• **What you are asked to do**: Each record is to be transcribed exactly.

==== Record list ====

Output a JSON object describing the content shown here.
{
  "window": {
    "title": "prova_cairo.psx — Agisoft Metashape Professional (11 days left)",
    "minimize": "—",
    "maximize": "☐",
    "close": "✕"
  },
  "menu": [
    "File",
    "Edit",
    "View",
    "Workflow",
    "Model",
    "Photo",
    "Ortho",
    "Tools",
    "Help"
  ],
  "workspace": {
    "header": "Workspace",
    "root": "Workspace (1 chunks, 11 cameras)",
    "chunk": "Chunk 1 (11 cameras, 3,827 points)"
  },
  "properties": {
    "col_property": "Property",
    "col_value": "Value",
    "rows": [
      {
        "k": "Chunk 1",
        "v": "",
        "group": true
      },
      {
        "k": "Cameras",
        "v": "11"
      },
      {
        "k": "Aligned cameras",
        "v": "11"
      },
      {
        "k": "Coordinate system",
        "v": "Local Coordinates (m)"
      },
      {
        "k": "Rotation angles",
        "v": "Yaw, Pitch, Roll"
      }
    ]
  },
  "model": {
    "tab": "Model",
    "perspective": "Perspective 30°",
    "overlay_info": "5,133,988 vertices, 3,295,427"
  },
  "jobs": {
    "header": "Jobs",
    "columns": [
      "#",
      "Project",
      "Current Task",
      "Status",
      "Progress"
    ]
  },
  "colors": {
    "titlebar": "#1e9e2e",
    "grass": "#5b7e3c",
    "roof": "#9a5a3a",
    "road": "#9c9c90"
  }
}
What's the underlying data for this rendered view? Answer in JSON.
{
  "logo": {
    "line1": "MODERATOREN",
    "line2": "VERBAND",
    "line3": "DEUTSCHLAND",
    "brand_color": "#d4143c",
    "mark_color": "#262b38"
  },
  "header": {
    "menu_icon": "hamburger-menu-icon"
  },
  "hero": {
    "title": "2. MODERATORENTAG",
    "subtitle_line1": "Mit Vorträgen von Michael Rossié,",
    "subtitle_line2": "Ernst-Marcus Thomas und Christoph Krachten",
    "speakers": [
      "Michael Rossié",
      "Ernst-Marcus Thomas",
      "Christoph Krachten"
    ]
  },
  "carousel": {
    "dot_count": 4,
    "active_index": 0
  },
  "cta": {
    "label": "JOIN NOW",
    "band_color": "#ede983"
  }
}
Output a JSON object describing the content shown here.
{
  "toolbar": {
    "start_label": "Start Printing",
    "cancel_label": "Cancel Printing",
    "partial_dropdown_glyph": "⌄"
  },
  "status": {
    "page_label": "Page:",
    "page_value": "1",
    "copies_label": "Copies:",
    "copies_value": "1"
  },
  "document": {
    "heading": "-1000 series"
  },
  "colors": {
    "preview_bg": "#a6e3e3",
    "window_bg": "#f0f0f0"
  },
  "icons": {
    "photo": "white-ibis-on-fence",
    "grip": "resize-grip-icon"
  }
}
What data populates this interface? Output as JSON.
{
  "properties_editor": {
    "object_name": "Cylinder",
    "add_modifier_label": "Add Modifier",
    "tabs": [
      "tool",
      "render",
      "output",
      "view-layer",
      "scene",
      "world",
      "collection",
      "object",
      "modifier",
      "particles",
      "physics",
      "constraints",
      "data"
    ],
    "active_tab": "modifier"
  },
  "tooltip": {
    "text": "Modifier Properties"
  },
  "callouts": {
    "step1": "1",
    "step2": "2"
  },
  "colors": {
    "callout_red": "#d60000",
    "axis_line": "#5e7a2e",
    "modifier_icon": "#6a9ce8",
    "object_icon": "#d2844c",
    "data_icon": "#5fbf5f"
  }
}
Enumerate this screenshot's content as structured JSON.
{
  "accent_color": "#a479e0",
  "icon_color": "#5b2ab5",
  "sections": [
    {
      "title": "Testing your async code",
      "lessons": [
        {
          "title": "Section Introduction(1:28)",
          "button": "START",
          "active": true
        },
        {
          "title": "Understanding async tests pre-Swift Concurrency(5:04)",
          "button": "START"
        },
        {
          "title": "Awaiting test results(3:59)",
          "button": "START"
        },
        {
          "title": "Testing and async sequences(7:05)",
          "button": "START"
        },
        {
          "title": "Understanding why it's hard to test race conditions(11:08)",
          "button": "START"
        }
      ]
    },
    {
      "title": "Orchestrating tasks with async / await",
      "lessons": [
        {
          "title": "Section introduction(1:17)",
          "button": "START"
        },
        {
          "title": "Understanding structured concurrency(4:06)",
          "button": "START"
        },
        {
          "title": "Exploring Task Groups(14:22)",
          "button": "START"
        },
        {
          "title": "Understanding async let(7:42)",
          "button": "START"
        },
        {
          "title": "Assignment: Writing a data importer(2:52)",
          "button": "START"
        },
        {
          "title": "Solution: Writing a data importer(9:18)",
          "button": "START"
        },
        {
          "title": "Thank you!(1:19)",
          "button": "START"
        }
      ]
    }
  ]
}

====

• **Reply to the task**:
Output a JSON object describing the content shown here.
{
  "window": {
    "title": "prova_cairo.psx — Agisoft Metashape Professional (11 days left)",
    "minimize": "—",
    "maximize": "☐",
    "close": "✕"
  },
  "menu": [
    "File",
    "Edit",
    "View",
    "Workflow",
    "Model",
    "Photo",
    "Ortho",
    "Tools",
    "Help"
  ],
  "workspace": {
    "header": "Workspace",
    "root": "Workspace (1 chunks, 11 cameras)",
    "chunk": "Chunk 1 (11 cameras, 3,827 points)"
  },
  "properties": {
    "col_property": "Property",
    "col_value": "Value",
    "rows": [
      {
        "k": "Chunk 1",
        "v": "",
        "group": true
      },
      {
        "k": "Cameras",
        "v": "11"
      },
      {
        "k": "Aligned cameras",
        "v": "11"
      },
      {
        "k": "Coordinate system",
        "v": "Local Coordinates (m)"
      },
      {
        "k": "Rotation angles",
        "v": "Yaw, Pitch, Roll"
      }
    ]
  },
  "model": {
    "tab": "Model",
    "perspective": "Perspective 30°",
    "overlay_info": "5,133,988 vertices, 3,295,427"
  },
  "jobs": {
    "header": "Jobs",
    "columns": [
      "#",
      "Project",
      "Current Task",
      "Status",
      "Progress"
    ]
  },
  "colors": {
    "titlebar": "#1e9e2e",
    "grass": "#5b7e3c",
    "roof": "#9a5a3a",
    "road": "#9c9c90"
  }
}
What's the underlying data for this rendered view? Answer in JSON.
{
  "logo": {
    "line1": "MODERATOREN",
    "line2": "VERBAND",
    "line3": "DEUTSCHLAND",
    "brand_color": "#d4143c",
    "mark_color": "#262b38"
  },
  "header": {
    "menu_icon": "hamburger-menu-icon"
  },
  "hero": {
    "title": "2. MODERATORENTAG",
    "subtitle_line1": "Mit Vorträgen von Michael Rossié,",
    "subtitle_line2": "Ernst-Marcus Thomas und Christoph Krachten",
    "speakers": [
      "Michael Rossié",
      "Ernst-Marcus Thomas",
      "Christoph Krachten"
    ]
  },
  "carousel": {
    "dot_count": 4,
    "active_index": 0
  },
  "cta": {
    "label": "JOIN NOW",
    "band_color": "#ede983"
  }
}
Output a JSON object describing the content shown here.
{
  "toolbar": {
    "start_label": "Start Printing",
    "cancel_label": "Cancel Printing",
    "partial_dropdown_glyph": "⌄"
  },
  "status": {
    "page_label": "Page:",
    "page_value": "1",
    "copies_label": "Copies:",
    "copies_value": "1"
  },
  "document": {
    "heading": "-1000 series"
  },
  "colors": {
    "preview_bg": "#a6e3e3",
    "window_bg": "#f0f0f0"
  },
  "icons": {
    "photo": "white-ibis-on-fence",
    "grip": "resize-grip-icon"
  }
}
What data populates this interface? Output as JSON.
{
  "properties_editor": {
    "object_name": "Cylinder",
    "add_modifier_label": "Add Modifier",
    "tabs": [
      "tool",
      "render",
      "output",
      "view-layer",
      "scene",
      "world",
      "collection",
      "object",
      "modifier",
      "particles",
      "physics",
      "constraints",
      "data"
    ],
    "active_tab": "modifier"
  },
  "tooltip": {
    "text": "Modifier Properties"
  },
  "callouts": {
    "step1": "1",
    "step2": "2"
  },
  "colors": {
    "callout_red": "#d60000",
    "axis_line": "#5e7a2e",
    "modifier_icon": "#6a9ce8",
    "object_icon": "#d2844c",
    "data_icon": "#5fbf5f"
  }
}
Enumerate this screenshot's content as structured JSON.
{
  "accent_color": "#a479e0",
  "icon_color": "#5b2ab5",
  "sections": [
    {
      "title": "Testing your async code",
      "lessons": [
        {
          "title": "Section Introduction(1:28)",
          "button": "START",
          "active": true
        },
        {
          "title": "Understanding async tests pre-Swift Concurrency(5:04)",
          "button": "START"
        },
        {
          "title": "Awaiting test results(3:59)",
          "button": "START"
        },
        {
          "title": "Testing and async sequences(7:05)",
          "button": "START"
        },
        {
          "title": "Understanding why it's hard to test race conditions(11:08)",
          "button": "START"
        }
      ]
    },
    {
      "title": "Orchestrating tasks with async / await",
      "lessons": [
        {
          "title": "Section introduction(1:17)",
          "button": "START"
        },
        {
          "title": "Understanding structured concurrency(4:06)",
          "button": "START"
        },
        {
          "title": "Exploring Task Groups(14:22)",
          "button": "START"
        },
        {
          "title": "Understanding async let(7:42)",
          "button": "START"
        },
        {
          "title": "Assignment: Writing a data importer(2:52)",
          "button": "START"
        },
        {
          "title": "Solution: Writing a data importer(9:18)",
          "button": "START"
        },
        {
          "title": "Thank you!(1:19)",
          "button": "START"
        }
      ]
    }
  ]
}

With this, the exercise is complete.